>> BEGIN SOURCE RECORDS

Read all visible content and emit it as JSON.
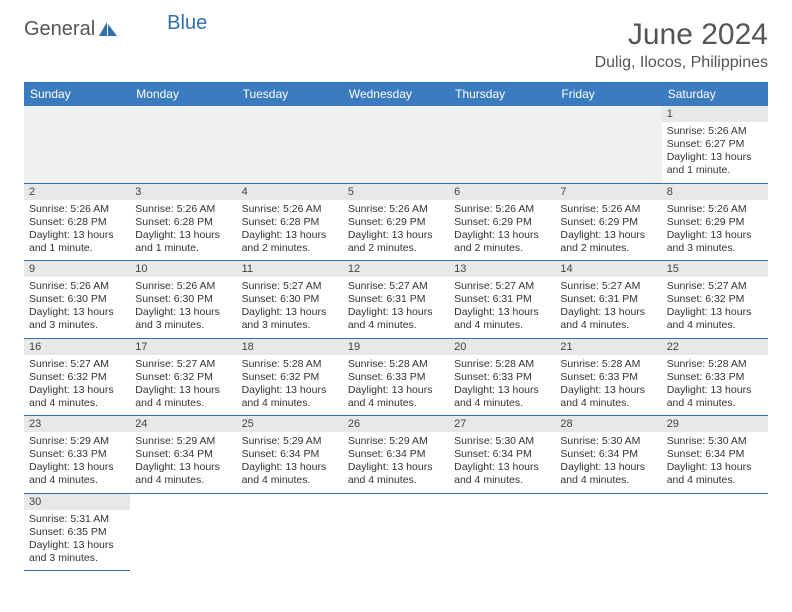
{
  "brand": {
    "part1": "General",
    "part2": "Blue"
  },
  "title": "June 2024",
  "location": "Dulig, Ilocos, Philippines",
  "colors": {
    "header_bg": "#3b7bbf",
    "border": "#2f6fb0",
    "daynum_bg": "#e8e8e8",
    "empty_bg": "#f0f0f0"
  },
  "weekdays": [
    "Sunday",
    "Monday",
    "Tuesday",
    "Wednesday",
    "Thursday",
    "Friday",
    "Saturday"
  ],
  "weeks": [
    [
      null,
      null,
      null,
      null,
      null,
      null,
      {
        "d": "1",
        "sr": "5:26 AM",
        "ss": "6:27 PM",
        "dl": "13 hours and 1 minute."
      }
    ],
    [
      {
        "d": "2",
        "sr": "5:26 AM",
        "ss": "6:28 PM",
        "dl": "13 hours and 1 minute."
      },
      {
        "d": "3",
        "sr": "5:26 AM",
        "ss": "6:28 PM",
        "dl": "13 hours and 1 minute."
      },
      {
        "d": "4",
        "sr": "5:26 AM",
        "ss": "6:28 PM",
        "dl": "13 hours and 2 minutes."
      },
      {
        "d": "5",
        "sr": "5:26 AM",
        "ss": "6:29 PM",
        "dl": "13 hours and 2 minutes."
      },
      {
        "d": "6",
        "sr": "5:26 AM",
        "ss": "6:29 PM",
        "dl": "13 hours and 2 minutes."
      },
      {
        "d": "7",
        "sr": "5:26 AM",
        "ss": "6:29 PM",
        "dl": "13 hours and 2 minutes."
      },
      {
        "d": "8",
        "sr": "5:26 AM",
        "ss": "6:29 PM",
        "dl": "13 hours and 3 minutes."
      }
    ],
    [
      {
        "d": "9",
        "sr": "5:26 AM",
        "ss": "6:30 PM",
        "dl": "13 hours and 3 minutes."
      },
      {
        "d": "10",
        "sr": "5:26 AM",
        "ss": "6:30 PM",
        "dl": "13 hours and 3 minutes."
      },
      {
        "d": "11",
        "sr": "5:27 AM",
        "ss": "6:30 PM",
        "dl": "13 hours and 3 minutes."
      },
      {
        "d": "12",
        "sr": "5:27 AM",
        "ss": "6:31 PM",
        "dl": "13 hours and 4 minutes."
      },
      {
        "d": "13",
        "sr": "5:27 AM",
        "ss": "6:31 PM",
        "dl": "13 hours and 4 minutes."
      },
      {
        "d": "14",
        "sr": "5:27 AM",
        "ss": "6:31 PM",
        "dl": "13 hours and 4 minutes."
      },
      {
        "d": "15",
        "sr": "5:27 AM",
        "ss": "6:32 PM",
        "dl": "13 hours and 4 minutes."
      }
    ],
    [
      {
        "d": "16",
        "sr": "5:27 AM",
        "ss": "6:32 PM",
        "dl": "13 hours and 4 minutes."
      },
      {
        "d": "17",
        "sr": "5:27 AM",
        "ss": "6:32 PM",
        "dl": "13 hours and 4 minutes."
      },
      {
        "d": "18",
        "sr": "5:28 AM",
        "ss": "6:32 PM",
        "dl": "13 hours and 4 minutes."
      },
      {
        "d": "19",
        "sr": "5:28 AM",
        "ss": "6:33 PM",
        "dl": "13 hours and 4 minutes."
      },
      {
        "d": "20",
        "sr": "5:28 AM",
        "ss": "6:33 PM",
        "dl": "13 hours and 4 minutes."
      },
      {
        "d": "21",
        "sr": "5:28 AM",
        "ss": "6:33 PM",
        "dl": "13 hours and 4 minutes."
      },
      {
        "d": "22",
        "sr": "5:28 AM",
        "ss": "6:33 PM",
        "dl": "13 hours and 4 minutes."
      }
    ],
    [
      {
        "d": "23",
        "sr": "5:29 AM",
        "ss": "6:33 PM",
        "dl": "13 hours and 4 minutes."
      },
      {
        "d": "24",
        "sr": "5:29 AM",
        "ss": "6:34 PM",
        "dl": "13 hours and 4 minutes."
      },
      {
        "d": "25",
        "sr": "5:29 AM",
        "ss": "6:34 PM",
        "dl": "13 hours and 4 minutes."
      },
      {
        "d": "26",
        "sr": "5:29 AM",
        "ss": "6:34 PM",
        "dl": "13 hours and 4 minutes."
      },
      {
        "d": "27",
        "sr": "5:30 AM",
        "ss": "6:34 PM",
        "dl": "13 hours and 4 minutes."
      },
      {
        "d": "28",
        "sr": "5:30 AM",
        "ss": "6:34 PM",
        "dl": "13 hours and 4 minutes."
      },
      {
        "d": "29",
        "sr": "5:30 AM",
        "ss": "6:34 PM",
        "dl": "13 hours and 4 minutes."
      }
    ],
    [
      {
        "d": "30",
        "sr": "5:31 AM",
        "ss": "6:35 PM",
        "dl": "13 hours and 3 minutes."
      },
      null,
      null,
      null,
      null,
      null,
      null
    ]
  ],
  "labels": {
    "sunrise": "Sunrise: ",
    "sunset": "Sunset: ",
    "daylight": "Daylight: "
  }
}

>> END SOURCE RECORDS
>> BEGIN SOURCE RECORDS

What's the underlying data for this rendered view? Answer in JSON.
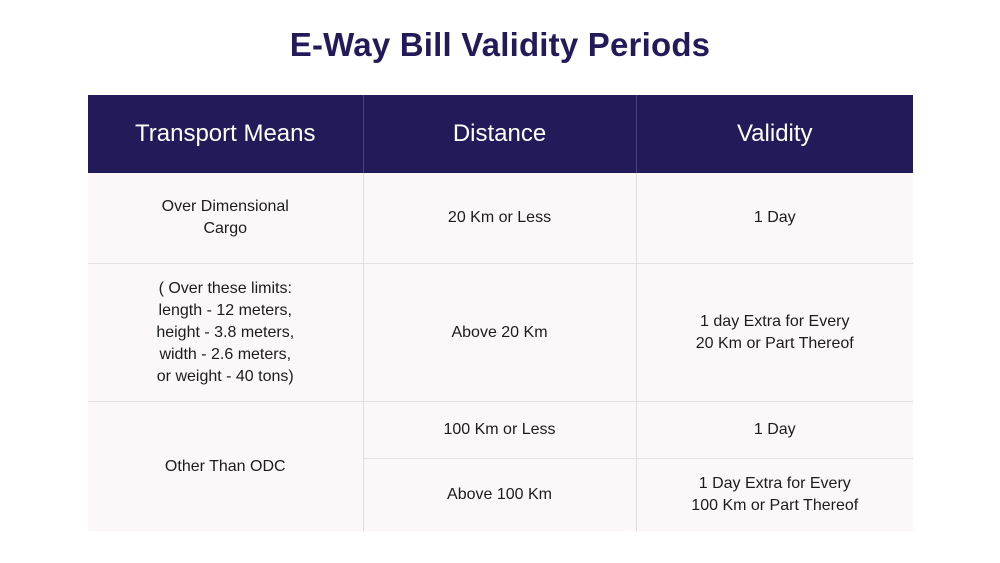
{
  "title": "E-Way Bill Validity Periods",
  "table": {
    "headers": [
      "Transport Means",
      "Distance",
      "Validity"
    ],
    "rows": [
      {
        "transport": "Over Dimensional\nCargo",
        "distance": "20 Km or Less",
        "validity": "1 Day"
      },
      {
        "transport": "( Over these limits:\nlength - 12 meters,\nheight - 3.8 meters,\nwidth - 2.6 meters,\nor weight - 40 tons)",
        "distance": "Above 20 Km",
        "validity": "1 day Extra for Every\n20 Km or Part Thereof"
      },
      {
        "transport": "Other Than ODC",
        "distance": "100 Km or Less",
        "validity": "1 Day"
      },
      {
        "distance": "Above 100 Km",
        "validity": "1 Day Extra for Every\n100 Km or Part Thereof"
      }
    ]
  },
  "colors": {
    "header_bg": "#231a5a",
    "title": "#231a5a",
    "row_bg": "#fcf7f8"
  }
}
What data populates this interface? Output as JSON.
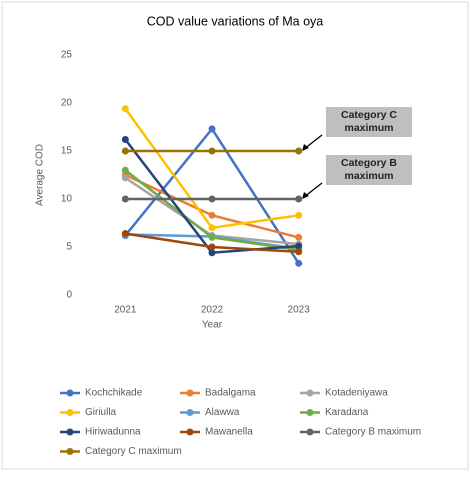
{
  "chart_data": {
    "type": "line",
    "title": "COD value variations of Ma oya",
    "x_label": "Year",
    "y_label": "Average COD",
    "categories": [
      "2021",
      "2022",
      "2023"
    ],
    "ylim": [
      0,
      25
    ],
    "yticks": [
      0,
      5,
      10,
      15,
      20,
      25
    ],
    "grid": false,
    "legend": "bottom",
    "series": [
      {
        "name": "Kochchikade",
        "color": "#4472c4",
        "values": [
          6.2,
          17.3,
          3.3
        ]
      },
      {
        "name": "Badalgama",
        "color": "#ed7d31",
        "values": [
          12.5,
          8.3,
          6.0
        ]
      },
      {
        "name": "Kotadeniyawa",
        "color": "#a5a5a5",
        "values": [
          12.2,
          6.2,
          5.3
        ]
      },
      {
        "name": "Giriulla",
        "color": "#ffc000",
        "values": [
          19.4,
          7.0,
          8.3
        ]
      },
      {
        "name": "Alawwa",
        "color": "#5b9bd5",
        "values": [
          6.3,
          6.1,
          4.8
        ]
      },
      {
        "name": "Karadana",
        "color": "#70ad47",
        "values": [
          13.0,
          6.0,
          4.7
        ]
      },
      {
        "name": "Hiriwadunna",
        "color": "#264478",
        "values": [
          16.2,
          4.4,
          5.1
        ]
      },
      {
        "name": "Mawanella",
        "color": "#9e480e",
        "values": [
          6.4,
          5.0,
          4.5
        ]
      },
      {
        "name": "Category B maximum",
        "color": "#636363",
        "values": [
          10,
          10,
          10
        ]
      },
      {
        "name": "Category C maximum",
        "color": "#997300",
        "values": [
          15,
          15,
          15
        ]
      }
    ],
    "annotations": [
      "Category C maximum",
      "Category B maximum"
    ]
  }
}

>> END SOURCE RECORDS

-- SET TASK --
Each line that holds the word "Every" is to be copied.

-- RESPONSE BELOW --
        "validity": "1 day Extra for Every\n20 Km or Part Thereof"
        "validity": "1 Day Extra for Every\n100 Km or Part Thereof"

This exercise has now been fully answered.